►

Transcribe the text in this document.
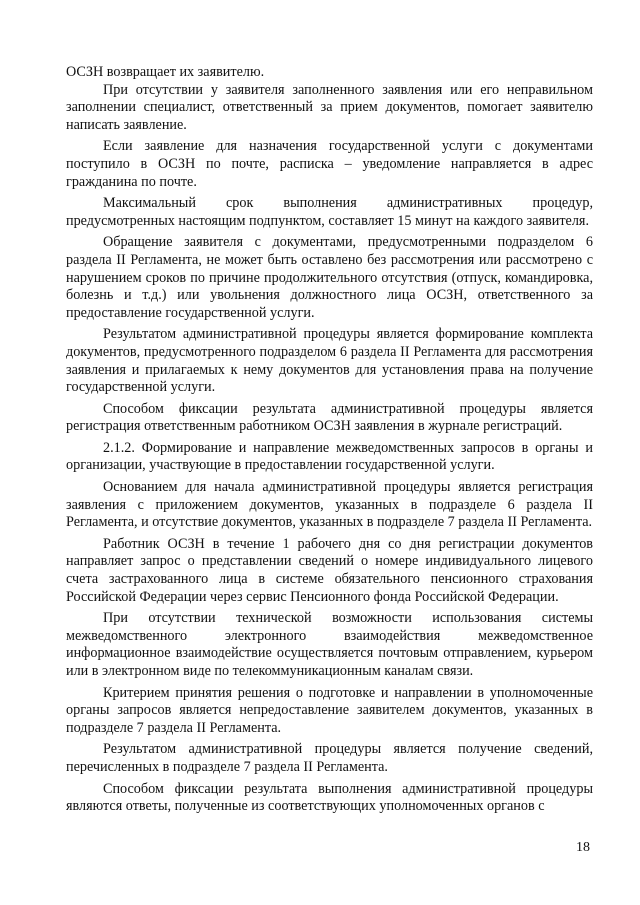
ОСЗН возвращает их заявителю.

При отсутствии у заявителя заполненного заявления или его неправильном заполнении специалист, ответственный за прием документов, помогает заявителю написать заявление.

Если заявление для назначения государственной услуги с документами поступило в ОСЗН по почте, расписка – уведомление направляется в адрес гражданина по почте.

Максимальный срок выполнения административных процедур, предусмотренных настоящим подпунктом, составляет 15 минут на каждого заявителя.

Обращение заявителя с документами, предусмотренными подразделом 6 раздела II Регламента, не может быть оставлено без рассмотрения или рассмотрено с нарушением сроков по причине продолжительного отсутствия (отпуск, командировка, болезнь и т.д.) или увольнения должностного лица ОСЗН, ответственного за предоставление государственной услуги.

Результатом административной процедуры является формирование комплекта документов, предусмотренного подразделом 6 раздела II Регламента для рассмотрения заявления и прилагаемых к нему документов для установления права на получение государственной услуги.

Способом фиксации результата административной процедуры является регистрация ответственным работником ОСЗН заявления в журнале регистраций.

2.1.2. Формирование и направление межведомственных запросов в органы и организации, участвующие в предоставлении государственной услуги.

Основанием для начала административной процедуры является регистрация заявления с приложением документов, указанных в подразделе 6 раздела II Регламента, и отсутствие документов, указанных в подразделе 7 раздела II Регламента.

Работник ОСЗН в течение 1 рабочего дня со дня регистрации документов направляет запрос о представлении сведений о номере индивидуального лицевого счета застрахованного лица в системе обязательного пенсионного страхования Российской Федерации через сервис Пенсионного фонда Российской Федерации.

При отсутствии технической возможности использования системы межведомственного электронного взаимодействия межведомственное информационное взаимодействие осуществляется почтовым отправлением, курьером или в электронном виде по телекоммуникационным каналам связи.

Критерием принятия решения о подготовке и направлении в уполномоченные органы запросов является непредоставление заявителем документов, указанных в подразделе 7 раздела II Регламента.

Результатом административной процедуры является получение сведений, перечисленных в подразделе 7 раздела II Регламента.

Способом фиксации результата выполнения административной процедуры являются ответы, полученные из соответствующих уполномоченных органов с

18
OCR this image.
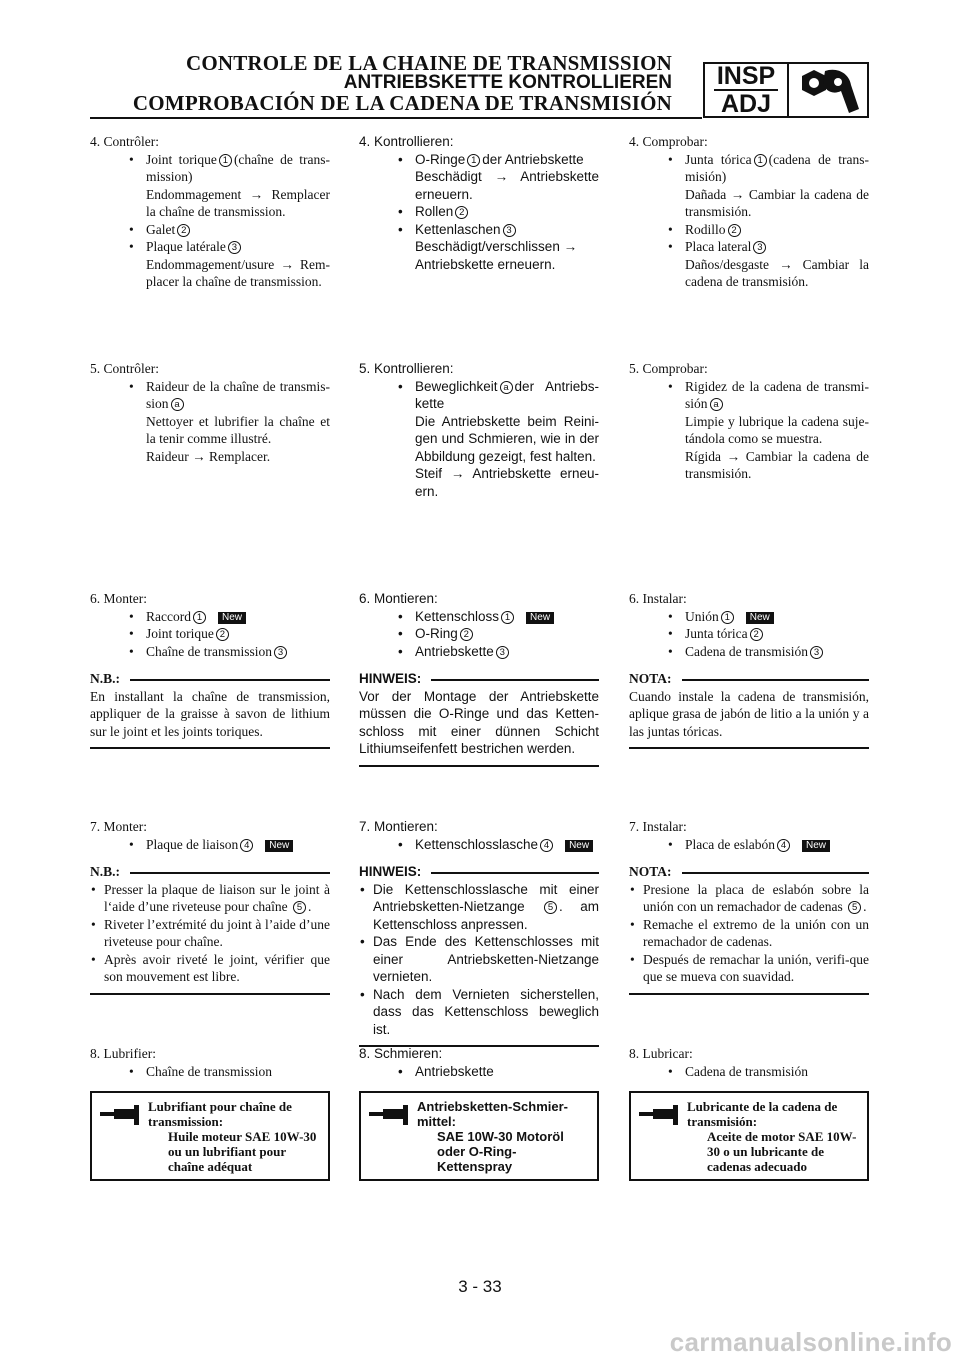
CONTROLE DE LA CHAINE DE TRANSMISSION
ANTRIEBSKETTE KONTROLLIEREN
COMPROBACIÓN DE LA CADENA DE TRANSMISIÓN
INSP
ADJ
4. Contrôler:
• Joint torique 1 (chaîne de trans-mission)
Endommagement → Remplacer la chaîne de transmission.
• Galet 2
• Plaque latérale 3
Endommagement/usure → Rem-placer la chaîne de transmission.
5. Contrôler:
• Raideur de la chaîne de transmis-sion a
Nettoyer et lubrifier la chaîne et la tenir comme illustré.
Raideur → Remplacer.
6. Monter:
• Raccord 1 New
• Joint torique 2
• Chaîne de transmission 3
N.B.:
En installant la chaîne de transmission, appliquer de la graisse à savon de lithium sur le joint et les joints toriques.
7. Monter:
• Plaque de liaison 4 New
N.B.:
• Presser la plaque de liaison sur le joint à l‘aide d’une riveteuse pour chaîne 5 .
• Riveter l’extrémité du joint à l’aide d’une riveteuse pour chaîne.
• Après avoir riveté le joint, vérifier que son mouvement est libre.
8. Lubrifier:
• Chaîne de transmission
Lubrifiant pour chaîne de transmission:
Huile moteur SAE 10W-30 ou un lubrifiant pour chaîne adéquat
4. Kontrollieren:
• O-Ringe 1 der Antriebskette
Beschädigt → Antriebskette erneuern.
• Rollen 2
• Kettenlaschen 3
Beschädigt/verschlissen → Antriebskette erneuern.
5. Kontrollieren:
• Beweglichkeit a der Antriebs-kette
Die Antriebskette beim Reini-gen und Schmieren, wie in der Abbildung gezeigt, fest halten.
Steif → Antriebskette erneu-ern.
6. Montieren:
• Kettenschloss 1 New
• O-Ring 2
• Antriebskette 3
HINWEIS:
Vor der Montage der Antriebskette müssen die O-Ringe und das Ketten-schloss mit einer dünnen Schicht Lithiumseifenfett bestrichen werden.
7. Montieren:
• Kettenschlosslasche 4 New
HINWEIS:
• Die Kettenschlosslasche mit einer Antriebsketten-Nietzange 5 . am Kettenschloss anpressen.
• Das Ende des Kettenschlosses mit einer Antriebsketten-Nietzange vernieten.
• Nach dem Vernieten sicherstellen, dass das Kettenschloss beweglich ist.
8. Schmieren:
• Antriebskette
Antriebsketten-Schmier-mittel:
SAE 10W-30 Motoröl oder O-Ring-Kettenspray
4. Comprobar:
• Junta tórica 1 (cadena de trans-misión)
Dañada → Cambiar la cadena de transmisión.
• Rodillo 2
• Placa lateral 3
Daños/desgaste → Cambiar la cadena de transmisión.
5. Comprobar:
• Rigidez de la cadena de transmi-sión a
Limpie y lubrique la cadena suje-tándola como se muestra.
Rígida → Cambiar la cadena de transmisión.
6. Instalar:
• Unión 1 New
• Junta tórica 2
• Cadena de transmisión 3
NOTA:
Cuando instale la cadena de transmisión, aplique grasa de jabón de litio a la unión y a las juntas tóricas.
7. Instalar:
• Placa de eslabón 4 New
NOTA:
• Presione la placa de eslabón sobre la unión con un remachador de cadenas 5 .
• Remache el extremo de la unión con un remachador de cadenas.
• Después de remachar la unión, verifi-que que se mueva con suavidad.
8. Lubricar:
• Cadena de transmisión
Lubricante de la cadena de transmisión:
Aceite de motor SAE 10W-30 o un lubricante de cadenas adecuado
3 - 33
carmanualsonline.info
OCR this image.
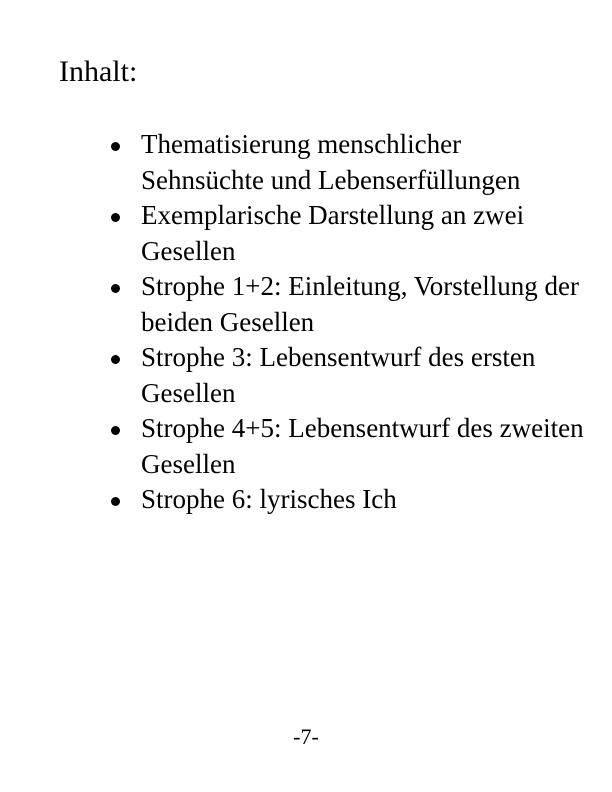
Inhalt:
Thematisierung menschlicher Sehnsüchte und Lebenserfüllungen
Exemplarische Darstellung an zwei Gesellen
Strophe 1+2: Einleitung, Vorstellung der beiden Gesellen
Strophe 3: Lebensentwurf des ersten Gesellen
Strophe 4+5: Lebensentwurf des zweiten Gesellen
Strophe 6: lyrisches Ich
-7-
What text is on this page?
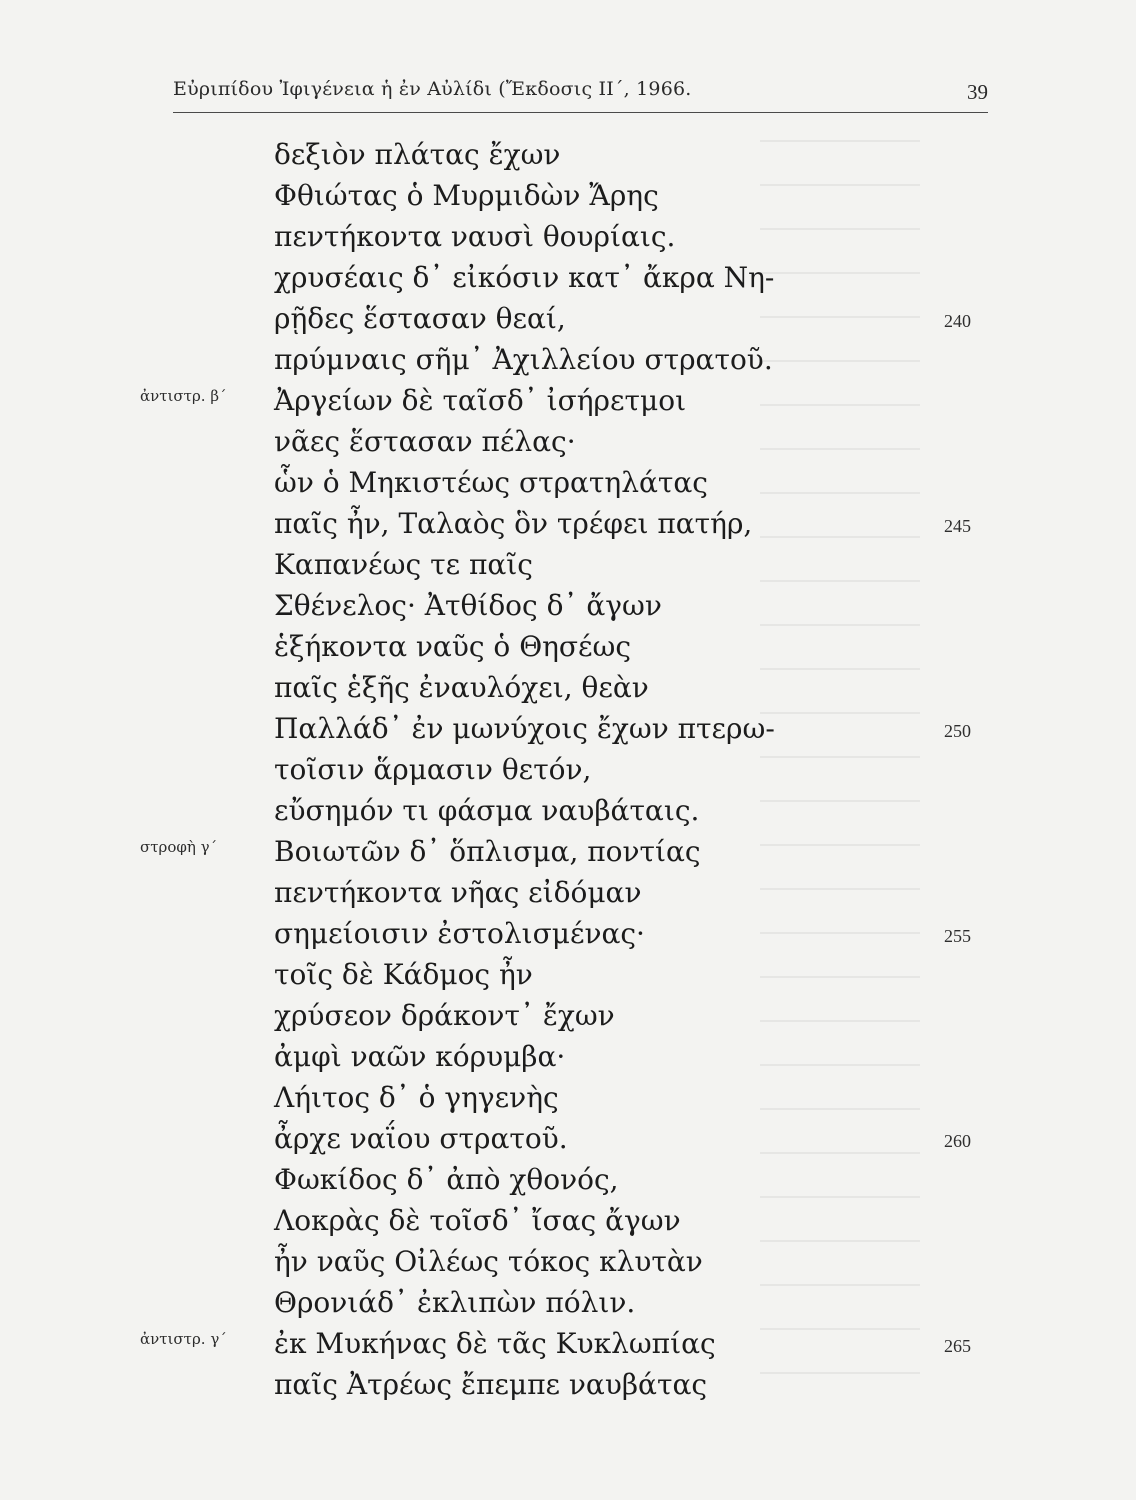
Εὐριπίδου Ἰφιγένεια ἡ ἐν Αὐλίδι (Ἔκδοσις ΙΙ΄, 1966.	39
δεξιὸν πλάτας ἔχων
Φθιώτας ὁ Μυρμιδὼν Ἄρης
πεντήκοντα ναυσὶ θουρίαις.
χρυσέαις δ᾽ εἰκόσιν κατ᾽ ἄκρα Νη-
ρῇδες ἕστασαν θεαί,	240
πρύμναις σῆμ᾽ Ἀχιλλείου στρατοῦ.
ἀντιστρ. β΄ Ἀργείων δὲ ταῖσδ᾽ ἰσήρετμοι
νᾶες ἕστασαν πέλας·
ὧν ὁ Μηκιστέως στρατηλάτας
παῖς ἦν, Ταλαὸς ὃν τρέφει πατήρ,	245
Καπανέως τε παῖς
Σθένελος· Ἀτθίδος δ᾽ ἄγων
ἑξήκοντα ναῦς ὁ Θησέως
παῖς ἑξῆς ἐναυλόχει, θεὰν
Παλλάδ᾽ ἐν μωνύχοις ἔχων πτερω-	250
τοῖσιν ἅρμασιν θετόν,
εὔσημόν τι φάσμα ναυβάταις.
στροφὴ γ΄ Βοιωτῶν δ᾽ ὅπλισμα, ποντίας
πεντήκοντα νῆας εἰδόμαν
σημείοισιν ἐστολισμένας·	255
τοῖς δὲ Κάδμος ἦν
χρύσεον δράκοντ᾽ ἔχων
ἀμφὶ ναῶν κόρυμβα·
Λήιτος δ᾽ ὁ γηγενὴς
ἆρχε ναΐου στρατοῦ.	260
Φωκίδος δ᾽ ἀπὸ χθονός,
Λοκρὰς δὲ τοῖσδ᾽ ἴσας ἄγων
ἦν ναῦς Οἰλέως τόκος κλυτὰν
Θρονιάδ᾽ ἐκλιπὼν πόλιν.
ἀντιστρ. γ΄ ἐκ Μυκήνας δὲ τᾶς Κυκλωπίας	265
παῖς Ἀτρέως ἔπεμπε ναυβάτας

◄

▶ [YOUR OBJECTIVE]: Please reproduce nothing but the lines from the one containing "What text is on this page?" through the closing line of the listing, retyped word for word, pictures excluded.

▶ [ANSWER TO THE PROBLEM]:
What text is on this page?
Εὐριπίδου Ἰφιγένεια ἡ ἐν Αὐλίδι (Ἔκδοσις ΙΙ΄, 1966.	39
δεξιὸν πλάτας ἔχων
Φθιώτας ὁ Μυρμιδὼν Ἄρης
πεντήκοντα ναυσὶ θουρίαις.
χρυσέαις δ᾽ εἰκόσιν κατ᾽ ἄκρα Νη-
ρῇδες ἕστασαν θεαί,	240
πρύμναις σῆμ᾽ Ἀχιλλείου στρατοῦ.
ἀντιστρ. β΄ Ἀργείων δὲ ταῖσδ᾽ ἰσήρετμοι
νᾶες ἕστασαν πέλας·
ὧν ὁ Μηκιστέως στρατηλάτας
παῖς ἦν, Ταλαὸς ὃν τρέφει πατήρ,	245
Καπανέως τε παῖς
Σθένελος· Ἀτθίδος δ᾽ ἄγων
ἑξήκοντα ναῦς ὁ Θησέως
παῖς ἑξῆς ἐναυλόχει, θεὰν
Παλλάδ᾽ ἐν μωνύχοις ἔχων πτερω-	250
τοῖσιν ἅρμασιν θετόν,
εὔσημόν τι φάσμα ναυβάταις.
στροφὴ γ΄ Βοιωτῶν δ᾽ ὅπλισμα, ποντίας
πεντήκοντα νῆας εἰδόμαν
σημείοισιν ἐστολισμένας·	255
τοῖς δὲ Κάδμος ἦν
χρύσεον δράκοντ᾽ ἔχων
ἀμφὶ ναῶν κόρυμβα·
Λήιτος δ᾽ ὁ γηγενὴς
ἆρχε ναΐου στρατοῦ.	260
Φωκίδος δ᾽ ἀπὸ χθονός,
Λοκρὰς δὲ τοῖσδ᾽ ἴσας ἄγων
ἦν ναῦς Οἰλέως τόκος κλυτὰν
Θρονιάδ᾽ ἐκλιπὼν πόλιν.
ἀντιστρ. γ΄ ἐκ Μυκήνας δὲ τᾶς Κυκλωπίας	265
παῖς Ἀτρέως ἔπεμπε ναυβάτας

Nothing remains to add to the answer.